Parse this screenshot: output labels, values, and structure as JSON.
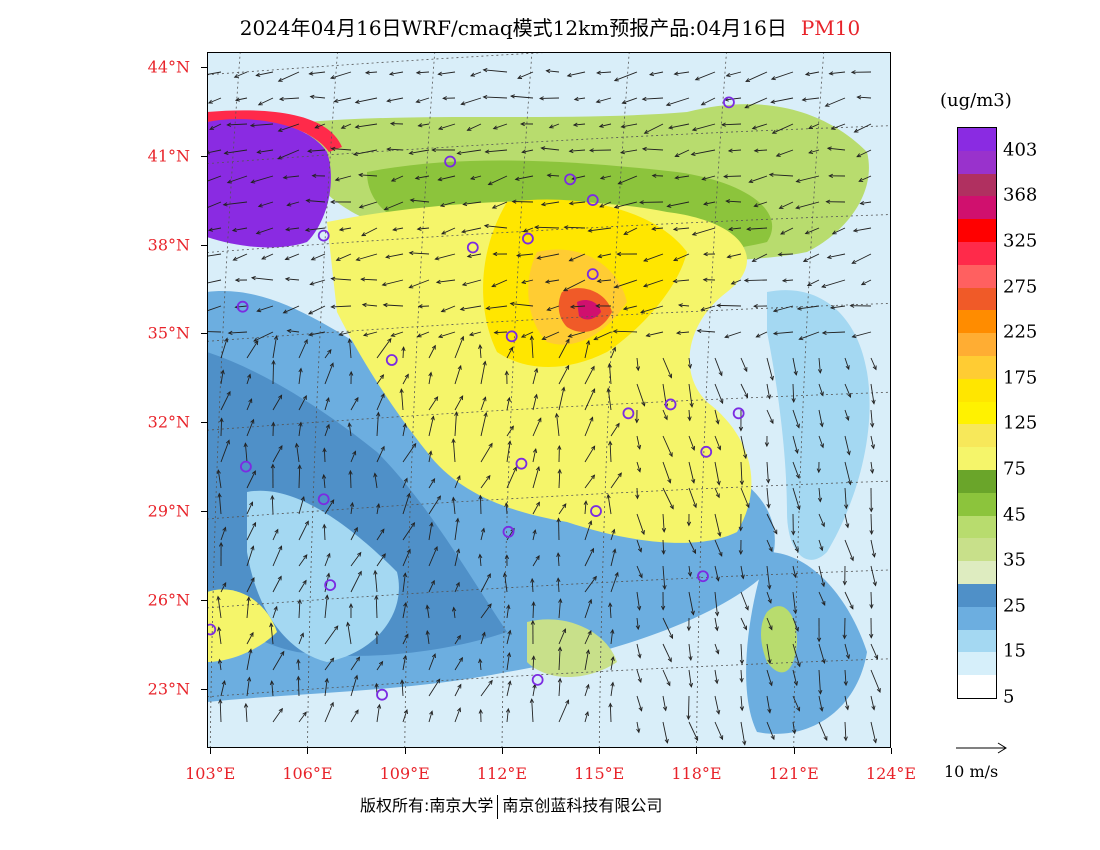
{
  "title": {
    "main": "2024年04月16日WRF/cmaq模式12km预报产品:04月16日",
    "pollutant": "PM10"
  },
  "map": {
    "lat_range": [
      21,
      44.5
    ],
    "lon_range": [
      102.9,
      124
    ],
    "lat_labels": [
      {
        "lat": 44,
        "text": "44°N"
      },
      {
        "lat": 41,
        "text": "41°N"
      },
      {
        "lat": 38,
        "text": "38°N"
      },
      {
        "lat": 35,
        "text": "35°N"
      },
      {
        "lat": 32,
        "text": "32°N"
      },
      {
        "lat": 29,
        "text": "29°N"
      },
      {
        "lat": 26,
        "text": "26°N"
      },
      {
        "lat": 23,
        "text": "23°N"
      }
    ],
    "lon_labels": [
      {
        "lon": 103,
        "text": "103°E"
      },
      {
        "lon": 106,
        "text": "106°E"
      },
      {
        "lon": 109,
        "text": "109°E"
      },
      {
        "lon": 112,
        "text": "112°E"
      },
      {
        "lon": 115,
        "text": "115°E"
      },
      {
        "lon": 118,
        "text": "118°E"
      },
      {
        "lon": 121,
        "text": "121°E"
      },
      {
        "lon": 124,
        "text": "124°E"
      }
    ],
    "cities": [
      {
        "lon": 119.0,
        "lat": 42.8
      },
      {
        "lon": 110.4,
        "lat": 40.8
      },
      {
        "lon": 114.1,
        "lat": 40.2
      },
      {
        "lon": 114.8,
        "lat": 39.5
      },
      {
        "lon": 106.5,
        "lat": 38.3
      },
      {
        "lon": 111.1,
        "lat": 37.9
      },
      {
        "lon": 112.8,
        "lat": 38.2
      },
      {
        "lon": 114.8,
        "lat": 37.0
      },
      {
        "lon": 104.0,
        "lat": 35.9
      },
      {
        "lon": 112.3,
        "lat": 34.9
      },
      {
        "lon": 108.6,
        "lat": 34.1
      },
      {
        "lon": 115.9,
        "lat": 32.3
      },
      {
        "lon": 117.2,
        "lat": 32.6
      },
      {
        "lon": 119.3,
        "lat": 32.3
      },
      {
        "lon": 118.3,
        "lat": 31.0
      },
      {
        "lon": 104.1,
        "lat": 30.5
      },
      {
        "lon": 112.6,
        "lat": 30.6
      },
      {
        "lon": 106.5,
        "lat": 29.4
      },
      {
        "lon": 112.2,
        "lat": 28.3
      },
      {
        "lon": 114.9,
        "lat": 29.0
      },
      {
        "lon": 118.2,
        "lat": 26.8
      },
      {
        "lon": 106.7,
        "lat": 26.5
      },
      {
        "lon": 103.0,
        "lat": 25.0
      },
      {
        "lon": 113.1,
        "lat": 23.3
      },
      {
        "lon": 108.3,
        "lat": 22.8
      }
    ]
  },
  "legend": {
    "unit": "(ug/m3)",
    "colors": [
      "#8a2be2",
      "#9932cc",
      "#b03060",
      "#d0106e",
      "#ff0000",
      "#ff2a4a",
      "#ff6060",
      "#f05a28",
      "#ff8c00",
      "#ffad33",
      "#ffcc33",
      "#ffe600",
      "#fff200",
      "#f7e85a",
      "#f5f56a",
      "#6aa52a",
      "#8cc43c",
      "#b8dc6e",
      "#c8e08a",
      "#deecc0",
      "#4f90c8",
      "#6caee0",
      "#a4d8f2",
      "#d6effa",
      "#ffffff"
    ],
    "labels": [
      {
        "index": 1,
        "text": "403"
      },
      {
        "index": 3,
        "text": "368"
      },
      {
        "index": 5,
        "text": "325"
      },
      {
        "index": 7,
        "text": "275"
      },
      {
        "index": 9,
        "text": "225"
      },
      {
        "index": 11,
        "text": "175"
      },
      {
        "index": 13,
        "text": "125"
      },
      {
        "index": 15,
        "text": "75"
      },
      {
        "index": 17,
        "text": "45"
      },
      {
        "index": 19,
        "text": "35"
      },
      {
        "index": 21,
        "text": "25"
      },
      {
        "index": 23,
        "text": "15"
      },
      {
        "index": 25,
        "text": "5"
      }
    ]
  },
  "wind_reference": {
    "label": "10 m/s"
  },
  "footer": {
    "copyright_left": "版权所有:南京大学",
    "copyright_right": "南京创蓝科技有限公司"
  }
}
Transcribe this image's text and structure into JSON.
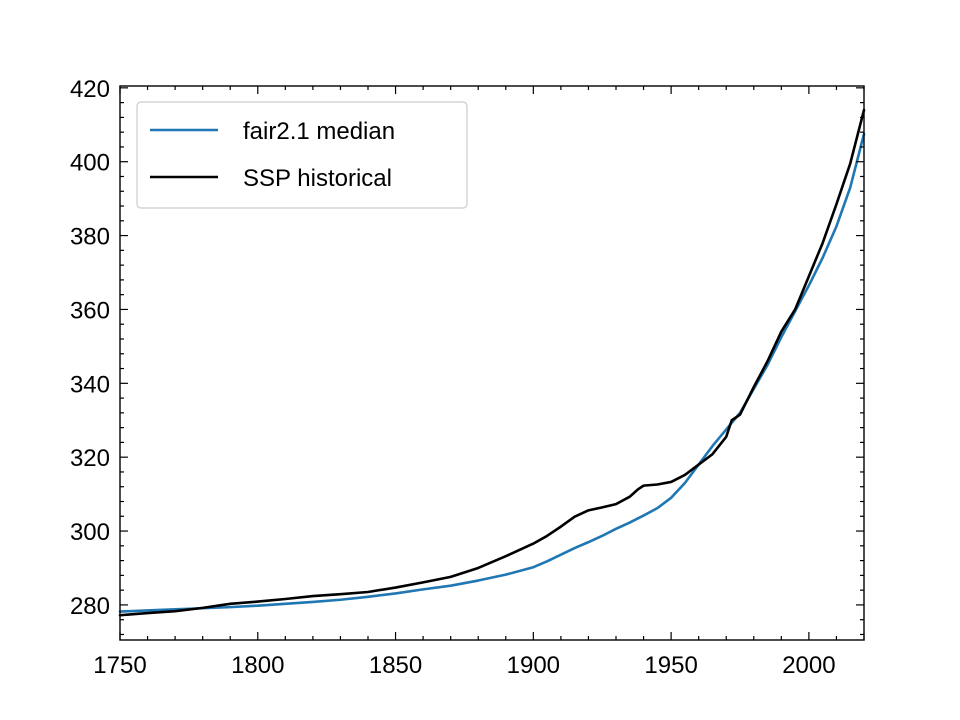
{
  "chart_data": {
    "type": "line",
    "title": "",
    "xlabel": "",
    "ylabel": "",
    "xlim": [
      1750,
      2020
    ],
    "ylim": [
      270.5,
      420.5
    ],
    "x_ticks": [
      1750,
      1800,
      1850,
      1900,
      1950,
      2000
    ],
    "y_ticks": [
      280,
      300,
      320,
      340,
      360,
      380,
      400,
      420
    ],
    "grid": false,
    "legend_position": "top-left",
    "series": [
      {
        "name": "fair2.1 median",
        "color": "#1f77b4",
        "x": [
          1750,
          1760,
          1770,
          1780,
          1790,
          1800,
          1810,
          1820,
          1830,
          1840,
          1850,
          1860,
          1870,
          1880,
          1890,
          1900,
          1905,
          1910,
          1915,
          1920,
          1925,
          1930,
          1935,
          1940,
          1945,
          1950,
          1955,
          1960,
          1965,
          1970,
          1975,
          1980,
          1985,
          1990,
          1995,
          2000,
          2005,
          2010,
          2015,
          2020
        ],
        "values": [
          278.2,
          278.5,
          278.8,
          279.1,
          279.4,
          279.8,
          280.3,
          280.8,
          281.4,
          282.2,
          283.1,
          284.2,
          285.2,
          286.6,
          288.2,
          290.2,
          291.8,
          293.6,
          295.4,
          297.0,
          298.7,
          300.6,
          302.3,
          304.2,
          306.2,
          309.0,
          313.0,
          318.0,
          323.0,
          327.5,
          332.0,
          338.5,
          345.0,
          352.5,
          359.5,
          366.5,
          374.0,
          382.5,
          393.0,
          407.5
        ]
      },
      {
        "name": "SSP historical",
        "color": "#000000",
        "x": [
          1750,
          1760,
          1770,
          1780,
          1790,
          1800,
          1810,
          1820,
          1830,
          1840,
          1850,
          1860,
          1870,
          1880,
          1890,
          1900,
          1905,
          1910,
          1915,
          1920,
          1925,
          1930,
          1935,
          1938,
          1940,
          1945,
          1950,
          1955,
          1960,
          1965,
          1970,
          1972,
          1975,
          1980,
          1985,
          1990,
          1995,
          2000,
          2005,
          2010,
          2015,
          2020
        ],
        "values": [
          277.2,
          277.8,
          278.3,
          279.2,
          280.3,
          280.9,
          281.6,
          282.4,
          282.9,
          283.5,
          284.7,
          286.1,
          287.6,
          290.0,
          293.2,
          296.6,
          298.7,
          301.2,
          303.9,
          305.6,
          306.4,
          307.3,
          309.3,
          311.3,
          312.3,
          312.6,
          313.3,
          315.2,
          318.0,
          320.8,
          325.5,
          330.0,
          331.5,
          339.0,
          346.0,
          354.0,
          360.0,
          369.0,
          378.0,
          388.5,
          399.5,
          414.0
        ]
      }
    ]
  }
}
****************************************
→ **THE TASK**
Strip out the images, then output the records above word for word.

→ **SOLVED PROBLEM**
Parse this screenshot: output labels, values, and structure as JSON.
{
  "title": {
    "main": "2024年04月16日WRF/cmaq模式12km预报产品:04月16日",
    "pollutant": "PM10"
  },
  "map": {
    "lat_range": [
      21,
      44.5
    ],
    "lon_range": [
      102.9,
      124
    ],
    "lat_labels": [
      {
        "lat": 44,
        "text": "44°N"
      },
      {
        "lat": 41,
        "text": "41°N"
      },
      {
        "lat": 38,
        "text": "38°N"
      },
      {
        "lat": 35,
        "text": "35°N"
      },
      {
        "lat": 32,
        "text": "32°N"
      },
      {
        "lat": 29,
        "text": "29°N"
      },
      {
        "lat": 26,
        "text": "26°N"
      },
      {
        "lat": 23,
        "text": "23°N"
      }
    ],
    "lon_labels": [
      {
        "lon": 103,
        "text": "103°E"
      },
      {
        "lon": 106,
        "text": "106°E"
      },
      {
        "lon": 109,
        "text": "109°E"
      },
      {
        "lon": 112,
        "text": "112°E"
      },
      {
        "lon": 115,
        "text": "115°E"
      },
      {
        "lon": 118,
        "text": "118°E"
      },
      {
        "lon": 121,
        "text": "121°E"
      },
      {
        "lon": 124,
        "text": "124°E"
      }
    ],
    "cities": [
      {
        "lon": 119.0,
        "lat": 42.8
      },
      {
        "lon": 110.4,
        "lat": 40.8
      },
      {
        "lon": 114.1,
        "lat": 40.2
      },
      {
        "lon": 114.8,
        "lat": 39.5
      },
      {
        "lon": 106.5,
        "lat": 38.3
      },
      {
        "lon": 111.1,
        "lat": 37.9
      },
      {
        "lon": 112.8,
        "lat": 38.2
      },
      {
        "lon": 114.8,
        "lat": 37.0
      },
      {
        "lon": 104.0,
        "lat": 35.9
      },
      {
        "lon": 112.3,
        "lat": 34.9
      },
      {
        "lon": 108.6,
        "lat": 34.1
      },
      {
        "lon": 115.9,
        "lat": 32.3
      },
      {
        "lon": 117.2,
        "lat": 32.6
      },
      {
        "lon": 119.3,
        "lat": 32.3
      },
      {
        "lon": 118.3,
        "lat": 31.0
      },
      {
        "lon": 104.1,
        "lat": 30.5
      },
      {
        "lon": 112.6,
        "lat": 30.6
      },
      {
        "lon": 106.5,
        "lat": 29.4
      },
      {
        "lon": 112.2,
        "lat": 28.3
      },
      {
        "lon": 114.9,
        "lat": 29.0
      },
      {
        "lon": 118.2,
        "lat": 26.8
      },
      {
        "lon": 106.7,
        "lat": 26.5
      },
      {
        "lon": 103.0,
        "lat": 25.0
      },
      {
        "lon": 113.1,
        "lat": 23.3
      },
      {
        "lon": 108.3,
        "lat": 22.8
      }
    ]
  },
  "legend": {
    "unit": "(ug/m3)",
    "colors": [
      "#8a2be2",
      "#9932cc",
      "#b03060",
      "#d0106e",
      "#ff0000",
      "#ff2a4a",
      "#ff6060",
      "#f05a28",
      "#ff8c00",
      "#ffad33",
      "#ffcc33",
      "#ffe600",
      "#fff200",
      "#f7e85a",
      "#f5f56a",
      "#6aa52a",
      "#8cc43c",
      "#b8dc6e",
      "#c8e08a",
      "#deecc0",
      "#4f90c8",
      "#6caee0",
      "#a4d8f2",
      "#d6effa",
      "#ffffff"
    ],
    "labels": [
      {
        "index": 1,
        "text": "403"
      },
      {
        "index": 3,
        "text": "368"
      },
      {
        "index": 5,
        "text": "325"
      },
      {
        "index": 7,
        "text": "275"
      },
      {
        "index": 9,
        "text": "225"
      },
      {
        "index": 11,
        "text": "175"
      },
      {
        "index": 13,
        "text": "125"
      },
      {
        "index": 15,
        "text": "75"
      },
      {
        "index": 17,
        "text": "45"
      },
      {
        "index": 19,
        "text": "35"
      },
      {
        "index": 21,
        "text": "25"
      },
      {
        "index": 23,
        "text": "15"
      },
      {
        "index": 25,
        "text": "5"
      }
    ]
  },
  "wind_reference": {
    "label": "10 m/s"
  },
  "footer": {
    "copyright_left": "版权所有:南京大学",
    "copyright_right": "南京创蓝科技有限公司"
  }
}
Transcribe this image's text and structure into JSON.
{
  "chart_data": {
    "type": "line",
    "title": "",
    "xlabel": "",
    "ylabel": "",
    "xlim": [
      1750,
      2020
    ],
    "ylim": [
      270.5,
      420.5
    ],
    "x_ticks": [
      1750,
      1800,
      1850,
      1900,
      1950,
      2000
    ],
    "y_ticks": [
      280,
      300,
      320,
      340,
      360,
      380,
      400,
      420
    ],
    "grid": false,
    "legend_position": "top-left",
    "series": [
      {
        "name": "fair2.1 median",
        "color": "#1f77b4",
        "x": [
          1750,
          1760,
          1770,
          1780,
          1790,
          1800,
          1810,
          1820,
          1830,
          1840,
          1850,
          1860,
          1870,
          1880,
          1890,
          1900,
          1905,
          1910,
          1915,
          1920,
          1925,
          1930,
          1935,
          1940,
          1945,
          1950,
          1955,
          1960,
          1965,
          1970,
          1975,
          1980,
          1985,
          1990,
          1995,
          2000,
          2005,
          2010,
          2015,
          2020
        ],
        "values": [
          278.2,
          278.5,
          278.8,
          279.1,
          279.4,
          279.8,
          280.3,
          280.8,
          281.4,
          282.2,
          283.1,
          284.2,
          285.2,
          286.6,
          288.2,
          290.2,
          291.8,
          293.6,
          295.4,
          297.0,
          298.7,
          300.6,
          302.3,
          304.2,
          306.2,
          309.0,
          313.0,
          318.0,
          323.0,
          327.5,
          332.0,
          338.5,
          345.0,
          352.5,
          359.5,
          366.5,
          374.0,
          382.5,
          393.0,
          407.5
        ]
      },
      {
        "name": "SSP historical",
        "color": "#000000",
        "x": [
          1750,
          1760,
          1770,
          1780,
          1790,
          1800,
          1810,
          1820,
          1830,
          1840,
          1850,
          1860,
          1870,
          1880,
          1890,
          1900,
          1905,
          1910,
          1915,
          1920,
          1925,
          1930,
          1935,
          1938,
          1940,
          1945,
          1950,
          1955,
          1960,
          1965,
          1970,
          1972,
          1975,
          1980,
          1985,
          1990,
          1995,
          2000,
          2005,
          2010,
          2015,
          2020
        ],
        "values": [
          277.2,
          277.8,
          278.3,
          279.2,
          280.3,
          280.9,
          281.6,
          282.4,
          282.9,
          283.5,
          284.7,
          286.1,
          287.6,
          290.0,
          293.2,
          296.6,
          298.7,
          301.2,
          303.9,
          305.6,
          306.4,
          307.3,
          309.3,
          311.3,
          312.3,
          312.6,
          313.3,
          315.2,
          318.0,
          320.8,
          325.5,
          330.0,
          331.5,
          339.0,
          346.0,
          354.0,
          360.0,
          369.0,
          378.0,
          388.5,
          399.5,
          414.0
        ]
      }
    ]
  }
}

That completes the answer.